▶ _SET TASK_:
Echo back the lines from the one with "move-icon — [44, 696, 74, 726]" up to and including the one with "refresh-button[interactable] — [496, 77, 534, 115]", copying each exactly as it appears.

▶ _DATA ENTRIES_:
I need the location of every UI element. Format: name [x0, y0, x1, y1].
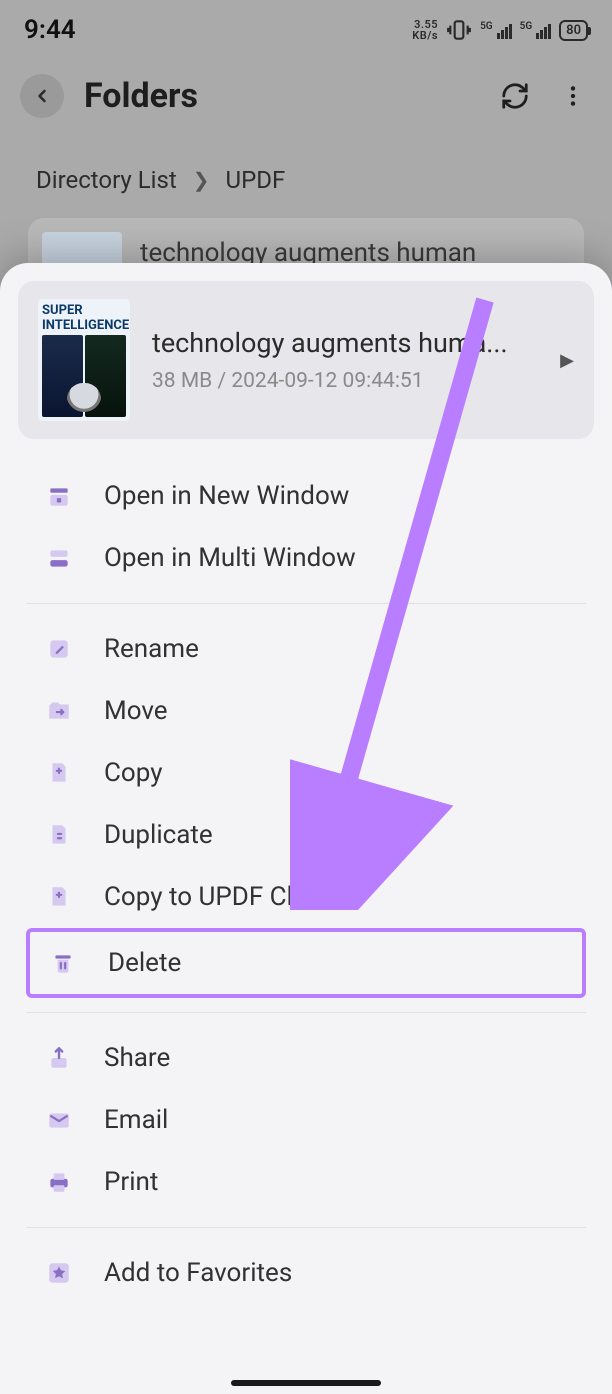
move-icon — [44, 696, 74, 726]
menu-label: Copy — [104, 758, 163, 788]
share-icon — [44, 1043, 74, 1073]
open-multi-window-item[interactable]: Open in Multi Window — [0, 527, 612, 589]
nav-indicator[interactable] — [0, 1372, 612, 1394]
copy-item[interactable]: Copy — [0, 742, 612, 804]
more-vertical-icon — [560, 83, 586, 109]
chevron-left-icon — [32, 86, 52, 106]
file-name: technology augments huma... — [152, 327, 538, 359]
menu-label: Rename — [104, 634, 199, 664]
status-right: 3.55 KB/s 5G 5G 80 — [412, 17, 588, 43]
refresh-button[interactable] — [496, 77, 534, 115]
page-title: Folders — [84, 76, 476, 116]
menu-list: Open in New Window Open in Multi Window … — [0, 455, 612, 1314]
email-item[interactable]: Email — [0, 1089, 612, 1151]
battery-icon: 80 — [559, 20, 588, 41]
trash-icon — [48, 948, 78, 978]
breadcrumb[interactable]: Directory List ❯ UPDF — [0, 155, 612, 205]
refresh-icon — [500, 81, 530, 111]
file-meta: 38 MB / 2024-09-12 09:44:51 — [152, 369, 538, 393]
signal-1: 5G — [480, 21, 512, 39]
menu-label: Open in New Window — [104, 481, 349, 511]
copy-icon — [44, 758, 74, 788]
pencil-icon — [44, 634, 74, 664]
delete-highlight: Delete — [26, 928, 586, 998]
status-bar: 9:44 3.55 KB/s 5G 5G 80 — [0, 0, 612, 60]
home-pill[interactable] — [231, 1380, 381, 1386]
file-info: technology augments huma... 38 MB / 2024… — [152, 327, 538, 393]
divider — [26, 1012, 586, 1013]
signal-2: 5G — [520, 21, 552, 39]
delete-item[interactable]: Delete — [30, 932, 582, 994]
breadcrumb-current[interactable]: UPDF — [226, 166, 286, 194]
duplicate-icon — [44, 820, 74, 850]
add-favorites-item[interactable]: Add to Favorites — [0, 1242, 612, 1304]
cloud-copy-icon — [44, 882, 74, 912]
open-new-window-item[interactable]: Open in New Window — [0, 465, 612, 527]
star-icon — [44, 1258, 74, 1288]
status-time: 9:44 — [24, 15, 76, 45]
menu-label: Share — [104, 1043, 170, 1073]
move-item[interactable]: Move — [0, 680, 612, 742]
new-window-icon — [44, 481, 74, 511]
divider — [26, 1227, 586, 1228]
app-header: Folders — [0, 60, 612, 132]
menu-label: Print — [104, 1167, 158, 1197]
multi-window-icon — [44, 543, 74, 573]
back-button[interactable] — [20, 74, 64, 118]
chevron-right-icon: ❯ — [193, 168, 210, 192]
email-icon — [44, 1105, 74, 1135]
menu-label: Copy to UPDF Cloud — [104, 882, 337, 912]
action-sheet: SUPER INTELLIGENCE technology augments h… — [0, 263, 612, 1394]
rename-item[interactable]: Rename — [0, 618, 612, 680]
data-rate: 3.55 KB/s — [412, 19, 438, 41]
print-icon — [44, 1167, 74, 1197]
menu-label: Open in Multi Window — [104, 543, 356, 573]
print-item[interactable]: Print — [0, 1151, 612, 1213]
breadcrumb-root[interactable]: Directory List — [36, 166, 177, 194]
menu-label: Duplicate — [104, 820, 213, 850]
menu-label: Move — [104, 696, 168, 726]
menu-label: Email — [104, 1105, 168, 1135]
duplicate-item[interactable]: Duplicate — [0, 804, 612, 866]
chevron-right-icon[interactable]: ▶ — [560, 350, 574, 371]
more-button[interactable] — [554, 77, 592, 115]
copy-cloud-item[interactable]: Copy to UPDF Cloud — [0, 866, 612, 928]
vibrate-icon — [446, 17, 472, 43]
divider — [26, 603, 586, 604]
share-item[interactable]: Share — [0, 1027, 612, 1089]
menu-label: Delete — [108, 948, 181, 978]
menu-label: Add to Favorites — [104, 1258, 292, 1288]
file-header-row[interactable]: SUPER INTELLIGENCE technology augments h… — [18, 281, 594, 439]
file-thumbnail: SUPER INTELLIGENCE — [38, 299, 130, 421]
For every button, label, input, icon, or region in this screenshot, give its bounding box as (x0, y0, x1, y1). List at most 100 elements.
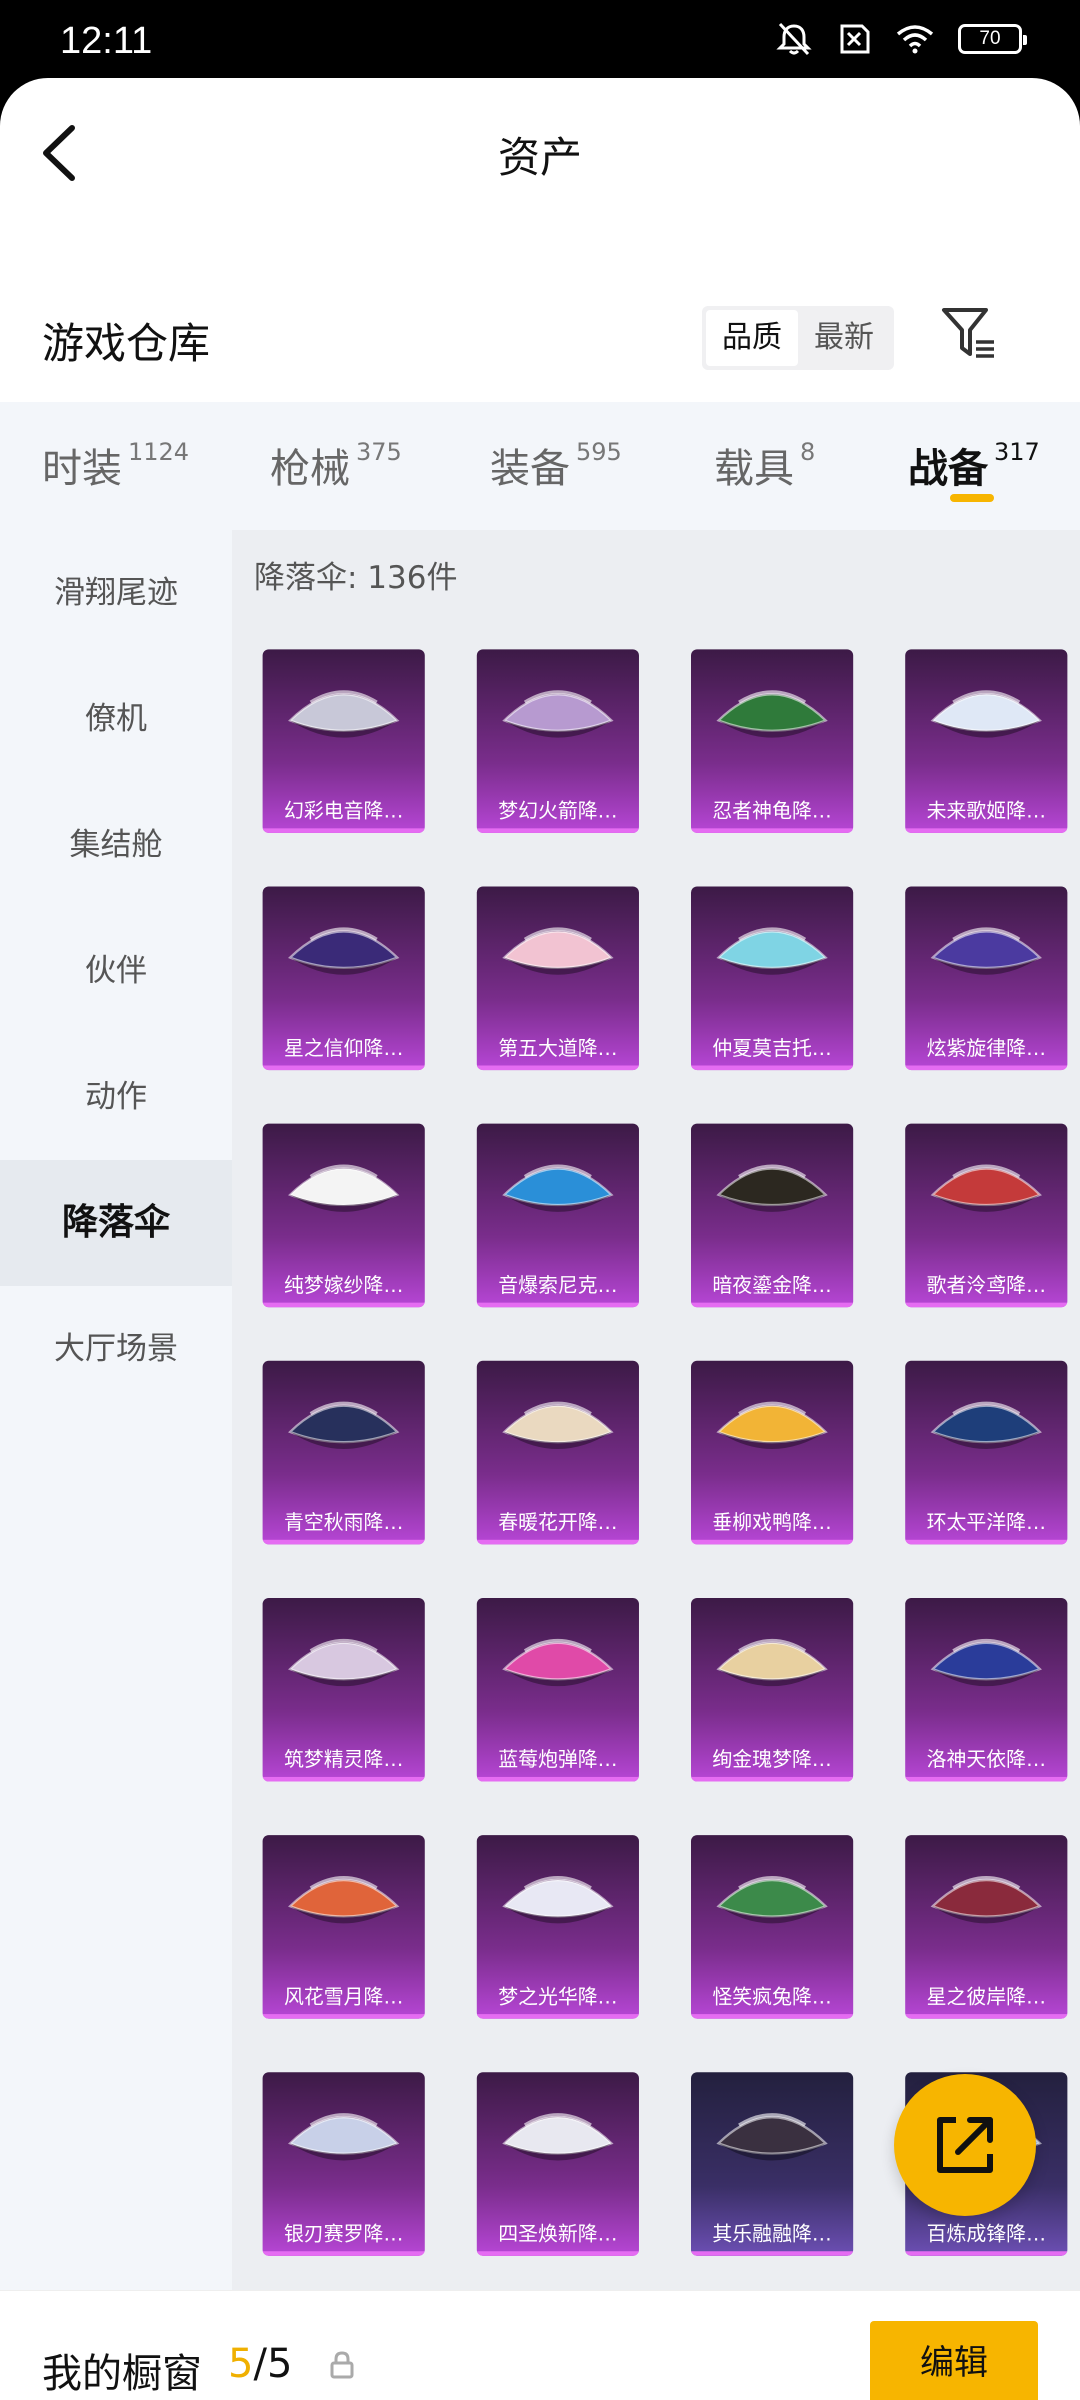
parachute-item-name: 仲夏莫吉托 (691, 1032, 853, 1061)
parachute-item-card[interactable]: 青空秋雨降 (262, 1360, 425, 1545)
parachute-item-card[interactable]: 怪笑疯兔降 (691, 1835, 854, 2019)
parachute-item-card[interactable]: 蓝莓炮弹降 (476, 1597, 639, 1782)
card-rarity-bar (691, 2251, 854, 2256)
tab-equipment[interactable]: 装备 595 (490, 436, 622, 494)
parachute-item-card[interactable]: 洛神天依降 (905, 1597, 1068, 1782)
parachute-item-card[interactable]: 筑梦精灵降 (262, 1597, 425, 1782)
parachute-item-name: 银刃赛罗降 (263, 2218, 425, 2247)
tab-combat-gear[interactable]: 战备 317 (908, 436, 1040, 494)
parachute-item-card[interactable]: 星之信仰降 (262, 886, 425, 1071)
tab-vehicles[interactable]: 载具 8 (714, 436, 815, 494)
sort-newest-button[interactable]: 最新 (798, 310, 890, 366)
parachute-item-card[interactable]: 春暖花开降 (476, 1360, 639, 1545)
parachute-thumbnail-icon (716, 1876, 828, 1924)
sidebar-item-emote[interactable]: 动作 (0, 1034, 232, 1160)
parachute-item-name: 忍者神龟降 (691, 795, 853, 824)
parachute-item-card[interactable]: 梦幻火箭降 (476, 649, 639, 833)
card-rarity-bar (691, 1539, 854, 1545)
sidebar-item-lobby-scene[interactable]: 大厅场景 (0, 1286, 232, 1412)
parachute-thumbnail-icon (288, 1876, 400, 1924)
parachute-item-name: 梦之光华降 (477, 1980, 639, 2010)
parachute-item-card[interactable]: 其乐融融降 (691, 2072, 854, 2256)
showcase-bar: 我的橱窗 5/5 编辑 (0, 2290, 1080, 2400)
parachute-item-name: 怪笑疯兔降 (691, 1980, 853, 2010)
card-rarity-bar (262, 828, 425, 833)
parachute-item-card[interactable]: 炫紫旋律降 (905, 886, 1068, 1071)
card-rarity-bar (905, 828, 1068, 833)
parachute-item-card[interactable]: 忍者神龟降 (691, 649, 854, 833)
card-rarity-bar (691, 828, 854, 833)
parachute-item-card[interactable]: 环太平洋降 (905, 1360, 1068, 1545)
parachute-item-card[interactable]: 梦之光华降 (476, 1835, 639, 2019)
parachute-item-name: 四圣焕新降 (477, 2218, 639, 2247)
parachute-item-card[interactable]: 四圣焕新降 (476, 2072, 639, 2256)
share-button[interactable] (894, 2074, 1036, 2216)
tab-count: 317 (994, 438, 1040, 466)
category-tabs: 时装 1124 枪械 375 装备 595 载具 8 战备 317 (0, 402, 1080, 530)
parachute-item-name: 春暖花开降 (477, 1506, 639, 1535)
card-rarity-bar (476, 2251, 639, 2256)
parachute-item-card[interactable]: 银刃赛罗降 (262, 2072, 425, 2256)
edit-button[interactable]: 编辑 (870, 2321, 1038, 2400)
parachute-item-name: 青空秋雨降 (263, 1506, 425, 1535)
parachute-item-name: 其乐融融降 (691, 2218, 853, 2247)
parachute-thumbnail-icon (502, 2113, 614, 2161)
parachute-item-name: 筑梦精灵降 (263, 1743, 425, 1772)
tab-label: 载具 (714, 446, 794, 492)
card-rarity-bar (476, 1302, 639, 1308)
lock-icon (330, 2351, 354, 2379)
parachute-item-card[interactable]: 幻彩电音降 (262, 649, 425, 833)
battery-icon: 70 (958, 24, 1027, 54)
card-rarity-bar (476, 2014, 639, 2019)
filter-icon[interactable] (940, 304, 998, 364)
card-rarity-bar (262, 2251, 425, 2256)
share-external-icon (937, 2117, 993, 2173)
parachute-thumbnail-icon (288, 2113, 400, 2161)
tab-label: 时装 (42, 446, 122, 492)
parachute-item-card[interactable]: 第五大道降 (476, 886, 639, 1071)
parachute-thumbnail-icon (930, 1638, 1042, 1687)
sidebar: 滑翔尾迹 僚机 集结舱 伙伴 动作 降落伞 大厅场景 (0, 530, 232, 2290)
parachute-thumbnail-icon (288, 1401, 400, 1450)
parachute-item-card[interactable]: 纯梦嫁纱降 (262, 1123, 425, 1308)
showcase-count: 5/5 (228, 2341, 292, 2387)
sidebar-item-glide-trail[interactable]: 滑翔尾迹 (0, 530, 232, 656)
parachute-item-card[interactable]: 风花雪月降 (262, 1835, 425, 2019)
tab-count: 595 (576, 438, 622, 466)
parachute-item-card[interactable]: 歌者泠鸢降 (905, 1123, 1068, 1308)
parachute-item-card[interactable]: 绚金瑰梦降 (691, 1597, 854, 1782)
card-rarity-bar (905, 2251, 1068, 2256)
parachute-item-name: 蓝莓炮弹降 (477, 1743, 639, 1772)
parachute-thumbnail-icon (502, 1876, 614, 1924)
sidebar-item-wingman[interactable]: 僚机 (0, 656, 232, 782)
parachute-item-card[interactable]: 星之彼岸降 (905, 1835, 1068, 2019)
card-rarity-bar (262, 1539, 425, 1545)
parachute-item-name: 星之信仰降 (263, 1032, 425, 1061)
sidebar-item-parachute[interactable]: 降落伞 (0, 1160, 232, 1286)
card-rarity-bar (262, 2014, 425, 2019)
parachute-item-card[interactable]: 垂柳戏鸭降 (691, 1360, 854, 1545)
parachute-item-name: 音爆索尼克 (477, 1269, 639, 1298)
sidebar-item-companion[interactable]: 伙伴 (0, 908, 232, 1034)
sidebar-item-assembly-pod[interactable]: 集结舱 (0, 782, 232, 908)
parachute-item-card[interactable]: 仲夏莫吉托 (691, 886, 854, 1071)
parachute-thumbnail-icon (502, 1401, 614, 1450)
parachute-item-name: 歌者泠鸢降 (905, 1269, 1067, 1298)
parachute-item-card[interactable]: 未来歌姬降 (905, 649, 1068, 833)
tab-weapons[interactable]: 枪械 375 (270, 436, 402, 494)
card-rarity-bar (691, 2014, 854, 2019)
tab-fashion[interactable]: 时装 1124 (42, 436, 189, 494)
mute-icon (776, 22, 812, 56)
parachute-thumbnail-icon (502, 1638, 614, 1687)
parachute-thumbnail-icon (288, 1164, 400, 1212)
parachute-thumbnail-icon (930, 1401, 1042, 1450)
card-rarity-bar (905, 1065, 1068, 1071)
wifi-icon (896, 25, 934, 54)
parachute-item-card[interactable]: 音爆索尼克 (476, 1123, 639, 1308)
card-rarity-bar (691, 1776, 854, 1782)
parachute-item-card[interactable]: 暗夜鎏金降 (691, 1123, 854, 1308)
sort-quality-button[interactable]: 品质 (706, 310, 798, 366)
showcase-current: 5 (228, 2341, 254, 2387)
tab-count: 1124 (128, 438, 190, 466)
card-rarity-bar (691, 1302, 854, 1308)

▶ _TASK ANSWER_:
move-icon — [44, 696, 74, 726]
menu-label: Copy — [104, 758, 163, 788]
share-icon — [44, 1043, 74, 1073]
open-multi-window-item[interactable]: Open in Multi Window — [0, 527, 612, 589]
nav-indicator[interactable] — [0, 1372, 612, 1394]
copy-item[interactable]: Copy — [0, 742, 612, 804]
more-vertical-icon — [560, 83, 586, 109]
chevron-left-icon — [32, 86, 52, 106]
file-name: technology augments huma... — [152, 327, 538, 359]
menu-label: Rename — [104, 634, 199, 664]
status-right: 3.55 KB/s 5G 5G 80 — [412, 17, 588, 43]
refresh-button[interactable] — [496, 77, 534, 115]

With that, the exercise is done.